◆ **WHAT IS REQUIRED**
Print all records exactly, leaving nothing out.

◆ **EXTRACTED INFORMATION**
________________
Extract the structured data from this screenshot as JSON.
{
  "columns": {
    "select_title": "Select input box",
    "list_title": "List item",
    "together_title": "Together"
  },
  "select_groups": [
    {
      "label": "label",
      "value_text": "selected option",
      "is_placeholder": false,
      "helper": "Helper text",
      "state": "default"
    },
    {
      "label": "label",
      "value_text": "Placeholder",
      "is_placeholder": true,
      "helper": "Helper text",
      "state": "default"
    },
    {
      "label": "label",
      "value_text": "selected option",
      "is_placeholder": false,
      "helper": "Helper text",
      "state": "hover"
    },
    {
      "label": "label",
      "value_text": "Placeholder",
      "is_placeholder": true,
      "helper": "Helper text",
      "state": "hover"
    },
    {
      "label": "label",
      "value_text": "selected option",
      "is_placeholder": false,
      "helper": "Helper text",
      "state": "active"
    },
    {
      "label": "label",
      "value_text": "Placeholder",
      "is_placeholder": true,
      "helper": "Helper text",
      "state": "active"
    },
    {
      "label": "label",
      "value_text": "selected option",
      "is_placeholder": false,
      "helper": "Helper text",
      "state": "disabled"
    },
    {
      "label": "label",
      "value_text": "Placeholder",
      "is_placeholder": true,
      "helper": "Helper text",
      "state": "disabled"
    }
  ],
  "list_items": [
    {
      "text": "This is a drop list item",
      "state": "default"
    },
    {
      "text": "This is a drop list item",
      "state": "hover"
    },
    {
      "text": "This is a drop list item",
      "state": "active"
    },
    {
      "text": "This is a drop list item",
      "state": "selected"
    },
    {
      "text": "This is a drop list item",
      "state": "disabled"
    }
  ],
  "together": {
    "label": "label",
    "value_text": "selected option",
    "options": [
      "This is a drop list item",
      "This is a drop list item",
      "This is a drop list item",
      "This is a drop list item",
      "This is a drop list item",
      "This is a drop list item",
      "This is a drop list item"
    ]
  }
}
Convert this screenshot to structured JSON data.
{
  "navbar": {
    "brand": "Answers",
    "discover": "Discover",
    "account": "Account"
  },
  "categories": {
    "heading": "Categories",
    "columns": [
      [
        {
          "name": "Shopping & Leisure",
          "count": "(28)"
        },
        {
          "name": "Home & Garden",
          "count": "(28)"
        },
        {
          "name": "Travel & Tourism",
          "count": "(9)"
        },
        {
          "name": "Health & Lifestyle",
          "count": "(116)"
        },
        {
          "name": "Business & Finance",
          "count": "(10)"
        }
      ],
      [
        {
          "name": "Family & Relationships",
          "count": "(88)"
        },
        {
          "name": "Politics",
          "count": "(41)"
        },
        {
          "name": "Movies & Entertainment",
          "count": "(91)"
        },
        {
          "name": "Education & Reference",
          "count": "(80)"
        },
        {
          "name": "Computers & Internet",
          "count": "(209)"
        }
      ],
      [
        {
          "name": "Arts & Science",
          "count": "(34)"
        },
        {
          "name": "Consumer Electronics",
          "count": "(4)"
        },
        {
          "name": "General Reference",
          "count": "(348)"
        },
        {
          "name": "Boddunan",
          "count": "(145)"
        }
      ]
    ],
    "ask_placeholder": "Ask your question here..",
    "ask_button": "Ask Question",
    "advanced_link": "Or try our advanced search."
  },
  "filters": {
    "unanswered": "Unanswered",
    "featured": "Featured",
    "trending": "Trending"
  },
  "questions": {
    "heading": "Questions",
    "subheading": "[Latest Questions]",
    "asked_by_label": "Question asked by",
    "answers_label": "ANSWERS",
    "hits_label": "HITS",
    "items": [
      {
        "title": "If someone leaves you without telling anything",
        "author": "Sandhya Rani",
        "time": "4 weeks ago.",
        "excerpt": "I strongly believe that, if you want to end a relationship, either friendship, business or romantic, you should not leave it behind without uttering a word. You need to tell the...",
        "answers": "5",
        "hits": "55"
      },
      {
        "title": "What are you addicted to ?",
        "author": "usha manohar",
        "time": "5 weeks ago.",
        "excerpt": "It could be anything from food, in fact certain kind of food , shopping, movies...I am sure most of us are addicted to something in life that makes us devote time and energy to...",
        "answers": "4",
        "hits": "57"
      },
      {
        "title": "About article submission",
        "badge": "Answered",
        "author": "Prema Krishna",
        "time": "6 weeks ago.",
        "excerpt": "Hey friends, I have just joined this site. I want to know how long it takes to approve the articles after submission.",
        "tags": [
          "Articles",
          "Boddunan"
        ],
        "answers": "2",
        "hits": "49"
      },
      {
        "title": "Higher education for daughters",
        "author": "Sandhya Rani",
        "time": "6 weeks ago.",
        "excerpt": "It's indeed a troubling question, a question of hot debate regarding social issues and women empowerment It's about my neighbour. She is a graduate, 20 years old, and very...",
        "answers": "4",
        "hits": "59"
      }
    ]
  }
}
________________
◆ **TASK ANSWER**
Extract the structured data from this screenshot as JSON.
{
  "columns": {
    "select_title": "Select input box",
    "list_title": "List item",
    "together_title": "Together"
  },
  "select_groups": [
    {
      "label": "label",
      "value_text": "selected option",
      "is_placeholder": false,
      "helper": "Helper text",
      "state": "default"
    },
    {
      "label": "label",
      "value_text": "Placeholder",
      "is_placeholder": true,
      "helper": "Helper text",
      "state": "default"
    },
    {
      "label": "label",
      "value_text": "selected option",
      "is_placeholder": false,
      "helper": "Helper text",
      "state": "hover"
    },
    {
      "label": "label",
      "value_text": "Placeholder",
      "is_placeholder": true,
      "helper": "Helper text",
      "state": "hover"
    },
    {
      "label": "label",
      "value_text": "selected option",
      "is_placeholder": false,
      "helper": "Helper text",
      "state": "active"
    },
    {
      "label": "label",
      "value_text": "Placeholder",
      "is_placeholder": true,
      "helper": "Helper text",
      "state": "active"
    },
    {
      "label": "label",
      "value_text": "selected option",
      "is_placeholder": false,
      "helper": "Helper text",
      "state": "disabled"
    },
    {
      "label": "label",
      "value_text": "Placeholder",
      "is_placeholder": true,
      "helper": "Helper text",
      "state": "disabled"
    }
  ],
  "list_items": [
    {
      "text": "This is a drop list item",
      "state": "default"
    },
    {
      "text": "This is a drop list item",
      "state": "hover"
    },
    {
      "text": "This is a drop list item",
      "state": "active"
    },
    {
      "text": "This is a drop list item",
      "state": "selected"
    },
    {
      "text": "This is a drop list item",
      "state": "disabled"
    }
  ],
  "together": {
    "label": "label",
    "value_text": "selected option",
    "options": [
      "This is a drop list item",
      "This is a drop list item",
      "This is a drop list item",
      "This is a drop list item",
      "This is a drop list item",
      "This is a drop list item",
      "This is a drop list item"
    ]
  }
}
Convert this screenshot to structured JSON data.
{
  "navbar": {
    "brand": "Answers",
    "discover": "Discover",
    "account": "Account"
  },
  "categories": {
    "heading": "Categories",
    "columns": [
      [
        {
          "name": "Shopping & Leisure",
          "count": "(28)"
        },
        {
          "name": "Home & Garden",
          "count": "(28)"
        },
        {
          "name": "Travel & Tourism",
          "count": "(9)"
        },
        {
          "name": "Health & Lifestyle",
          "count": "(116)"
        },
        {
          "name": "Business & Finance",
          "count": "(10)"
        }
      ],
      [
        {
          "name": "Family & Relationships",
          "count": "(88)"
        },
        {
          "name": "Politics",
          "count": "(41)"
        },
        {
          "name": "Movies & Entertainment",
          "count": "(91)"
        },
        {
          "name": "Education & Reference",
          "count": "(80)"
        },
        {
          "name": "Computers & Internet",
          "count": "(209)"
        }
      ],
      [
        {
          "name": "Arts & Science",
          "count": "(34)"
        },
        {
          "name": "Consumer Electronics",
          "count": "(4)"
        },
        {
          "name": "General Reference",
          "count": "(348)"
        },
        {
          "name": "Boddunan",
          "count": "(145)"
        }
      ]
    ],
    "ask_placeholder": "Ask your question here..",
    "ask_button": "Ask Question",
    "advanced_link": "Or try our advanced search."
  },
  "filters": {
    "unanswered": "Unanswered",
    "featured": "Featured",
    "trending": "Trending"
  },
  "questions": {
    "heading": "Questions",
    "subheading": "[Latest Questions]",
    "asked_by_label": "Question asked by",
    "answers_label": "ANSWERS",
    "hits_label": "HITS",
    "items": [
      {
        "title": "If someone leaves you without telling anything",
        "author": "Sandhya Rani",
        "time": "4 weeks ago.",
        "excerpt": "I strongly believe that, if you want to end a relationship, either friendship, business or romantic, you should not leave it behind without uttering a word. You need to tell the...",
        "answers": "5",
        "hits": "55"
      },
      {
        "title": "What are you addicted to ?",
        "author": "usha manohar",
        "time": "5 weeks ago.",
        "excerpt": "It could be anything from food, in fact certain kind of food , shopping, movies...I am sure most of us are addicted to something in life that makes us devote time and energy to...",
        "answers": "4",
        "hits": "57"
      },
      {
        "title": "About article submission",
        "badge": "Answered",
        "author": "Prema Krishna",
        "time": "6 weeks ago.",
        "excerpt": "Hey friends, I have just joined this site. I want to know how long it takes to approve the articles after submission.",
        "tags": [
          "Articles",
          "Boddunan"
        ],
        "answers": "2",
        "hits": "49"
      },
      {
        "title": "Higher education for daughters",
        "author": "Sandhya Rani",
        "time": "6 weeks ago.",
        "excerpt": "It's indeed a troubling question, a question of hot debate regarding social issues and women empowerment It's about my neighbour. She is a graduate, 20 years old, and very...",
        "answers": "4",
        "hits": "59"
      }
    ]
  }
}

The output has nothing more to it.